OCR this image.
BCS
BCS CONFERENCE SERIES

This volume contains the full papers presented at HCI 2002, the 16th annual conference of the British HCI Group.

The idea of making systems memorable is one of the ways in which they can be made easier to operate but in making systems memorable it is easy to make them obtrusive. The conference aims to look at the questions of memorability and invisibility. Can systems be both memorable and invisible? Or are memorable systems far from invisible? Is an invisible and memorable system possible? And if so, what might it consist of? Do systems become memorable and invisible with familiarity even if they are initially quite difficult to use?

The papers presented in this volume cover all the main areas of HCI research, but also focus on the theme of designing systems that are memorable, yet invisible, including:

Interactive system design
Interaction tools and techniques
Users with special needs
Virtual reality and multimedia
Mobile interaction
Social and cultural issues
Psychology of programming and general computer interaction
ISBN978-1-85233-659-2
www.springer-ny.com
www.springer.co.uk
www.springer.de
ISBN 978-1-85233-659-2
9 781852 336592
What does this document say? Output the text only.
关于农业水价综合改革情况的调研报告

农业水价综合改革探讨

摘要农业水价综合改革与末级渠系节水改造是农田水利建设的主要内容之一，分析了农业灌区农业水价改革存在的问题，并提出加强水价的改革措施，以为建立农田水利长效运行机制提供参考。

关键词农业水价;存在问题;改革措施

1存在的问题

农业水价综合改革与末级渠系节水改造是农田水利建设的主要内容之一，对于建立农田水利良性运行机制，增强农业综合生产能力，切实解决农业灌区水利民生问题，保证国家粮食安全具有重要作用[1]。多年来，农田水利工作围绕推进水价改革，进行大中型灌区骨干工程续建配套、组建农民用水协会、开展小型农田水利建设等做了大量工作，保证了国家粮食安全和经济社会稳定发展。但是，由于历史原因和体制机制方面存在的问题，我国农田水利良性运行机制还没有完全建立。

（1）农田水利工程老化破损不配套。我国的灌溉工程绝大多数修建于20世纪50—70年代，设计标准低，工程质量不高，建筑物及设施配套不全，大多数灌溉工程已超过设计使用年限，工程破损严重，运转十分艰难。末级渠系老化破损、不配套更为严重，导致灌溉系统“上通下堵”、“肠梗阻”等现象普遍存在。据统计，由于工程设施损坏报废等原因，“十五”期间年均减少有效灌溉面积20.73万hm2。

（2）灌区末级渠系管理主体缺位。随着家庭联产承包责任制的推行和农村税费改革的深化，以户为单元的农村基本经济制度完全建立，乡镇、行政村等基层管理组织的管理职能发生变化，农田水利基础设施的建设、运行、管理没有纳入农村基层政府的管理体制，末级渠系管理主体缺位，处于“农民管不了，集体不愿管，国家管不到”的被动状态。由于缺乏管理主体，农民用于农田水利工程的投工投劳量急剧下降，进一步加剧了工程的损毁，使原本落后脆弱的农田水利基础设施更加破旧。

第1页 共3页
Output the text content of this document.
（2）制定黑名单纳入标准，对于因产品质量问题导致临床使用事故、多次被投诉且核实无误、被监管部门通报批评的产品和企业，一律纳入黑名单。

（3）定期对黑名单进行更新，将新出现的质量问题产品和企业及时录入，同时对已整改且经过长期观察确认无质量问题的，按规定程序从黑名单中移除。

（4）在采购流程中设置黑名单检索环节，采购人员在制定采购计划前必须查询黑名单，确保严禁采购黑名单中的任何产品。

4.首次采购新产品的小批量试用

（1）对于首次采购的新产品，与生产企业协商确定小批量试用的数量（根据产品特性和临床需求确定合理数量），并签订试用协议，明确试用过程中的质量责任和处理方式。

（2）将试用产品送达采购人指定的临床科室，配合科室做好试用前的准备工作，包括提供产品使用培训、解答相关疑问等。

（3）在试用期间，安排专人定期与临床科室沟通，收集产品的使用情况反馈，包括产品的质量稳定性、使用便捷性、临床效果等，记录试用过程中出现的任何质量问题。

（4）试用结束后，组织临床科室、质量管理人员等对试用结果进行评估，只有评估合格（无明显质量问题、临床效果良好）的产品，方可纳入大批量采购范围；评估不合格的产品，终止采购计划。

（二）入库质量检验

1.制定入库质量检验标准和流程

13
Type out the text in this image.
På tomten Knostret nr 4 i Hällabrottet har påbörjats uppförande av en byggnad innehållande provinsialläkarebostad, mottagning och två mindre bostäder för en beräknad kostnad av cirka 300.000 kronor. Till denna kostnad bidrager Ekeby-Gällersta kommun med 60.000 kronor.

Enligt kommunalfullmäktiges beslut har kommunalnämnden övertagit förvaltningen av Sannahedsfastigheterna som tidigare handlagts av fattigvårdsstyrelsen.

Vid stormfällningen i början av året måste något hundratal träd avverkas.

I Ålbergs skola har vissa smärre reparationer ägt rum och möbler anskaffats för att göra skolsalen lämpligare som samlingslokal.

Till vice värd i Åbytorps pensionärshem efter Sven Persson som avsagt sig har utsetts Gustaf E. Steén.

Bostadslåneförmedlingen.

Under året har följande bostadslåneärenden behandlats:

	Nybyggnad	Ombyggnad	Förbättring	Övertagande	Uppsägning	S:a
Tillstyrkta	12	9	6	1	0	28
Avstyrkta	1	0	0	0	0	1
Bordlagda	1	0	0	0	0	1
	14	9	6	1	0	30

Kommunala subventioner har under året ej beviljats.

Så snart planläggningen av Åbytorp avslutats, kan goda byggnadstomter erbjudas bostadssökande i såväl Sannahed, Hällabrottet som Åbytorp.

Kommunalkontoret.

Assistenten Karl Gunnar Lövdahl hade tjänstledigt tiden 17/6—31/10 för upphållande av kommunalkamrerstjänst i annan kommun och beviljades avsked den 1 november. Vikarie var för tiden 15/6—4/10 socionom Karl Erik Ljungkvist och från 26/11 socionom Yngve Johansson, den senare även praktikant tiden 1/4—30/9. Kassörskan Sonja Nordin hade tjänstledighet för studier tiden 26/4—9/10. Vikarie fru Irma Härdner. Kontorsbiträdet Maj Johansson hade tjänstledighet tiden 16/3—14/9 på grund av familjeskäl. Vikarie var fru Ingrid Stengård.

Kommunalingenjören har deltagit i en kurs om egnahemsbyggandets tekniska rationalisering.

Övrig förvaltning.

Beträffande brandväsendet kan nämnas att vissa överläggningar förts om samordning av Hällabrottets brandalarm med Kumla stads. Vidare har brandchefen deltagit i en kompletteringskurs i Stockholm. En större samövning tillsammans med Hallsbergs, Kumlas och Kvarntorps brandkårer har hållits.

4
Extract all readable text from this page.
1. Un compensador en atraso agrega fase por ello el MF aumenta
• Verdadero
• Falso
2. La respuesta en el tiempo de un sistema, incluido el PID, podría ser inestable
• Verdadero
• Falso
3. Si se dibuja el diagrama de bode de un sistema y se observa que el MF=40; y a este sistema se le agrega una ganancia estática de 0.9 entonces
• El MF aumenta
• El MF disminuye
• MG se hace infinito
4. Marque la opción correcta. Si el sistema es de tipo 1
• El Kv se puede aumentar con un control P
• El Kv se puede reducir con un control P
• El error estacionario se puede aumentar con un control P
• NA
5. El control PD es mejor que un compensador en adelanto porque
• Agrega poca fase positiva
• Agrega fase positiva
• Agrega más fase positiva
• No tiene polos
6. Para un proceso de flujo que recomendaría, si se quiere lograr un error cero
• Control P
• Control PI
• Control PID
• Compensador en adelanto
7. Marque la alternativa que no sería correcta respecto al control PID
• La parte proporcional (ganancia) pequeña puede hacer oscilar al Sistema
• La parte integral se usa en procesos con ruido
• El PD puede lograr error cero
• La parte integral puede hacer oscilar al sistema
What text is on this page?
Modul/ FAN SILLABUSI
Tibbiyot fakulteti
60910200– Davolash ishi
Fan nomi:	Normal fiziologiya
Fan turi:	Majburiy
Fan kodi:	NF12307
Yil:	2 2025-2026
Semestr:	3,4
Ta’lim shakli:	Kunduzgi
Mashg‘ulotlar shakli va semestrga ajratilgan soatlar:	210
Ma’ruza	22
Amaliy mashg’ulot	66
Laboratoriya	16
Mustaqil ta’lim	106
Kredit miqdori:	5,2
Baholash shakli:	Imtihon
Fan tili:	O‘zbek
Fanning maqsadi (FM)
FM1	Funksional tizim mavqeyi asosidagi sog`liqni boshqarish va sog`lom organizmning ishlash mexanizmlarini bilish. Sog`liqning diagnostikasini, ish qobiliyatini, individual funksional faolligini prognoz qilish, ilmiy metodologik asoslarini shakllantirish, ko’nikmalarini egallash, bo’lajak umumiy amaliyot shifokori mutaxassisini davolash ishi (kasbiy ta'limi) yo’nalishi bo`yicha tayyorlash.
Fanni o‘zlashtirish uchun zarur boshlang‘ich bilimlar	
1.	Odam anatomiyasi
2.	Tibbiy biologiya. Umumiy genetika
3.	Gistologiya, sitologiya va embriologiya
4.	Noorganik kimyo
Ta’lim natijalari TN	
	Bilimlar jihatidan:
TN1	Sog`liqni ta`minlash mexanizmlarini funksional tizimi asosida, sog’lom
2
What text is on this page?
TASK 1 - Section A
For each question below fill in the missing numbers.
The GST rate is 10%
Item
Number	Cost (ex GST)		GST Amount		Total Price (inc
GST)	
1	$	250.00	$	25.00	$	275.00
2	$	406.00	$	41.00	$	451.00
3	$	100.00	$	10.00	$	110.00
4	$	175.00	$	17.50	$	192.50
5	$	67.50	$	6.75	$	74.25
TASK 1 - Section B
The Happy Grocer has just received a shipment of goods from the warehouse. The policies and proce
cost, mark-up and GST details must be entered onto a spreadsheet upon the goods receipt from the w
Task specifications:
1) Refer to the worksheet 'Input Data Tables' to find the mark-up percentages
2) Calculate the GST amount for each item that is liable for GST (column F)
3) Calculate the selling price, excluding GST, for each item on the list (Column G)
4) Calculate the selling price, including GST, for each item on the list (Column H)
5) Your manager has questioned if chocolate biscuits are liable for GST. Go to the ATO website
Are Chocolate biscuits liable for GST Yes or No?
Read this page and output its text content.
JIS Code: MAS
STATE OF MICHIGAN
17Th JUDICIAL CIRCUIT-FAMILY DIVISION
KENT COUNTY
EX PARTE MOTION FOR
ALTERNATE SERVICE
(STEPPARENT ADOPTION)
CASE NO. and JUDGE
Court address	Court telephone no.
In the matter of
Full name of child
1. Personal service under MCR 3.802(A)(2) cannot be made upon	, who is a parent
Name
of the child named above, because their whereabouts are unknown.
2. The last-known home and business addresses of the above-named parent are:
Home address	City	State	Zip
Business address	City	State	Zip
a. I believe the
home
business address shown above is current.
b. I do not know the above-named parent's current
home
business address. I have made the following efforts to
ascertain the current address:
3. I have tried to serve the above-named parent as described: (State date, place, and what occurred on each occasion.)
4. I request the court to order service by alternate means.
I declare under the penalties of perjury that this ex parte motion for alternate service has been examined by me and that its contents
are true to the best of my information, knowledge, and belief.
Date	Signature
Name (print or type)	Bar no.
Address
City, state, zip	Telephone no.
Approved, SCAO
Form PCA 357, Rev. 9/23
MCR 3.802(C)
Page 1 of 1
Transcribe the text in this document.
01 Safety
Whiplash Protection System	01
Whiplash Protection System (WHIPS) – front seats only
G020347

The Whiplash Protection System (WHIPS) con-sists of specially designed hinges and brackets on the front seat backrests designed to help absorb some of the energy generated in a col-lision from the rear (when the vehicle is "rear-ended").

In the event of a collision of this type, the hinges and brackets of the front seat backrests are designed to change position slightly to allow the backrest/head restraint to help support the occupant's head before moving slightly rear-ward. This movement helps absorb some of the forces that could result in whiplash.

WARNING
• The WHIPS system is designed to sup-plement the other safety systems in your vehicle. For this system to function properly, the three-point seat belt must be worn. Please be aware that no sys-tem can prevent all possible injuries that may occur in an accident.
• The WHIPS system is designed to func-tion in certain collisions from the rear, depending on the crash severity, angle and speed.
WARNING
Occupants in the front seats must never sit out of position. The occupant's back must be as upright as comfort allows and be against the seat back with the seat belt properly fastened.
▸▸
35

• _Exercise prompt_:
Select, from the listing, all lines that include the word "lograr".

• _Exercise answer_:
6. Para un proceso de flujo que recomendaría, si se quiere lograr un error cero
• El PD puede lograr error cero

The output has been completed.